What is needed: Please print all of the material below, word for word.

══════════════════════════════

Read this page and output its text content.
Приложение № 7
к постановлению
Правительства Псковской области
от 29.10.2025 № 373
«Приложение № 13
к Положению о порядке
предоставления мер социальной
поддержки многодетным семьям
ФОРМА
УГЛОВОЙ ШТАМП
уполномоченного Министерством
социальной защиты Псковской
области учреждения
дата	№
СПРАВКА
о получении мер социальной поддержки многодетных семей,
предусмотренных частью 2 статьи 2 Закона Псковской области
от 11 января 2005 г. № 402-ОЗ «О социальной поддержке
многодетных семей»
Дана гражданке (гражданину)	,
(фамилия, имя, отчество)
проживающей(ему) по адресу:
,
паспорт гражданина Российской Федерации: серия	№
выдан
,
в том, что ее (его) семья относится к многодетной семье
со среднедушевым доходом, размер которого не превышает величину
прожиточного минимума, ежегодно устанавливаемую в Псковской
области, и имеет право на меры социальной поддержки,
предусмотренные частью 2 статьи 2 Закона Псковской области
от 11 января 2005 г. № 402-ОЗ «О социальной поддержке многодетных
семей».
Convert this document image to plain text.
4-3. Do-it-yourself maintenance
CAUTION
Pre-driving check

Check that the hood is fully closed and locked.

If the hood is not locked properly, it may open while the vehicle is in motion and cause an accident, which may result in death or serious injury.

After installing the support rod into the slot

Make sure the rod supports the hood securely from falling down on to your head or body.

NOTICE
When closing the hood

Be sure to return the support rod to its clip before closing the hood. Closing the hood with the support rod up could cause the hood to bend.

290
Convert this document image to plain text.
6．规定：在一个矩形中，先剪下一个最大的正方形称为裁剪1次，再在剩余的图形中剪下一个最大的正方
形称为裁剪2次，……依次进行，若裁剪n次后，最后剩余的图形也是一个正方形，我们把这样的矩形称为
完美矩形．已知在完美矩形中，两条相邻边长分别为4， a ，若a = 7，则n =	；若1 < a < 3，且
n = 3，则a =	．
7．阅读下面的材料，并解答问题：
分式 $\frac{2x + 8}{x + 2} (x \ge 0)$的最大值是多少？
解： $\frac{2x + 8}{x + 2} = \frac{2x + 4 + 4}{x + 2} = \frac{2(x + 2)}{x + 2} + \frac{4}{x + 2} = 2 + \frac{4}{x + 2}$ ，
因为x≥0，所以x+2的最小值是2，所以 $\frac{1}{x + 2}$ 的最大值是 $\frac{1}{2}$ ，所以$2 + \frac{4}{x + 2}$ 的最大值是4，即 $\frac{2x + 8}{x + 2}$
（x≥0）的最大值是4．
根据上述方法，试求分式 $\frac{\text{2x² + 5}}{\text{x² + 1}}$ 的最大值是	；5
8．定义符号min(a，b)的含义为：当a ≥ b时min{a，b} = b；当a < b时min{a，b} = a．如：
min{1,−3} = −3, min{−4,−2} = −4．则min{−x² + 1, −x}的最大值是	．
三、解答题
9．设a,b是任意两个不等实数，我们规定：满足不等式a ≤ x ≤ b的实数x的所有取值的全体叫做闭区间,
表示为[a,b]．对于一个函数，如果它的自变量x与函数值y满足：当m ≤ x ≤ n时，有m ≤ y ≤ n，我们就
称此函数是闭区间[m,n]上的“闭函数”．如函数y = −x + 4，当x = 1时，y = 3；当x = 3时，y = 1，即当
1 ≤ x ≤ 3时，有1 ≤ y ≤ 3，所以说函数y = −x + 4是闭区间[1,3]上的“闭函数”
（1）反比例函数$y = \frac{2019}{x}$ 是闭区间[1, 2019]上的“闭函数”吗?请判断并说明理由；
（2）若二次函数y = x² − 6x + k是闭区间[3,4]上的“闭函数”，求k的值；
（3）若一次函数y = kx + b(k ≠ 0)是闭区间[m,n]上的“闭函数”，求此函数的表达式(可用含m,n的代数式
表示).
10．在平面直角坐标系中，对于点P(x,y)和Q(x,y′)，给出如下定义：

══════════════════════════════

The response:
Read this page and output its text content.
Приложение № 7
к постановлению
Правительства Псковской области
от 29.10.2025 № 373
«Приложение № 13
к Положению о порядке
предоставления мер социальной
поддержки многодетным семьям
ФОРМА
УГЛОВОЙ ШТАМП
уполномоченного Министерством
социальной защиты Псковской
области учреждения
дата	№
СПРАВКА
о получении мер социальной поддержки многодетных семей,
предусмотренных частью 2 статьи 2 Закона Псковской области
от 11 января 2005 г. № 402-ОЗ «О социальной поддержке
многодетных семей»
Дана гражданке (гражданину)	,
(фамилия, имя, отчество)
проживающей(ему) по адресу:
,
паспорт гражданина Российской Федерации: серия	№
выдан
,
в том, что ее (его) семья относится к многодетной семье
со среднедушевым доходом, размер которого не превышает величину
прожиточного минимума, ежегодно устанавливаемую в Псковской
области, и имеет право на меры социальной поддержки,
предусмотренные частью 2 статьи 2 Закона Псковской области
от 11 января 2005 г. № 402-ОЗ «О социальной поддержке многодетных
семей».
Convert this document image to plain text.
4-3. Do-it-yourself maintenance
CAUTION
Pre-driving check

Check that the hood is fully closed and locked.

If the hood is not locked properly, it may open while the vehicle is in motion and cause an accident, which may result in death or serious injury.

After installing the support rod into the slot

Make sure the rod supports the hood securely from falling down on to your head or body.

NOTICE
When closing the hood

Be sure to return the support rod to its clip before closing the hood. Closing the hood with the support rod up could cause the hood to bend.

290
Convert this document image to plain text.
6．规定：在一个矩形中，先剪下一个最大的正方形称为裁剪1次，再在剩余的图形中剪下一个最大的正方
形称为裁剪2次，……依次进行，若裁剪n次后，最后剩余的图形也是一个正方形，我们把这样的矩形称为
完美矩形．已知在完美矩形中，两条相邻边长分别为4， a ，若a = 7，则n =	；若1 < a < 3，且
n = 3，则a =	．
7．阅读下面的材料，并解答问题：
分式 $\frac{2x + 8}{x + 2} (x \ge 0)$的最大值是多少？
解： $\frac{2x + 8}{x + 2} = \frac{2x + 4 + 4}{x + 2} = \frac{2(x + 2)}{x + 2} + \frac{4}{x + 2} = 2 + \frac{4}{x + 2}$ ，
因为x≥0，所以x+2的最小值是2，所以 $\frac{1}{x + 2}$ 的最大值是 $\frac{1}{2}$ ，所以$2 + \frac{4}{x + 2}$ 的最大值是4，即 $\frac{2x + 8}{x + 2}$
（x≥0）的最大值是4．
根据上述方法，试求分式 $\frac{\text{2x² + 5}}{\text{x² + 1}}$ 的最大值是	；5
8．定义符号min(a，b)的含义为：当a ≥ b时min{a，b} = b；当a < b时min{a，b} = a．如：
min{1,−3} = −3, min{−4,−2} = −4．则min{−x² + 1, −x}的最大值是	．
三、解答题
9．设a,b是任意两个不等实数，我们规定：满足不等式a ≤ x ≤ b的实数x的所有取值的全体叫做闭区间,
表示为[a,b]．对于一个函数，如果它的自变量x与函数值y满足：当m ≤ x ≤ n时，有m ≤ y ≤ n，我们就
称此函数是闭区间[m,n]上的“闭函数”．如函数y = −x + 4，当x = 1时，y = 3；当x = 3时，y = 1，即当
1 ≤ x ≤ 3时，有1 ≤ y ≤ 3，所以说函数y = −x + 4是闭区间[1,3]上的“闭函数”
（1）反比例函数$y = \frac{2019}{x}$ 是闭区间[1, 2019]上的“闭函数”吗?请判断并说明理由；
（2）若二次函数y = x² − 6x + k是闭区间[3,4]上的“闭函数”，求k的值；
（3）若一次函数y = kx + b(k ≠ 0)是闭区间[m,n]上的“闭函数”，求此函数的表达式(可用含m,n的代数式
表示).
10．在平面直角坐标系中，对于点P(x,y)和Q(x,y′)，给出如下定义：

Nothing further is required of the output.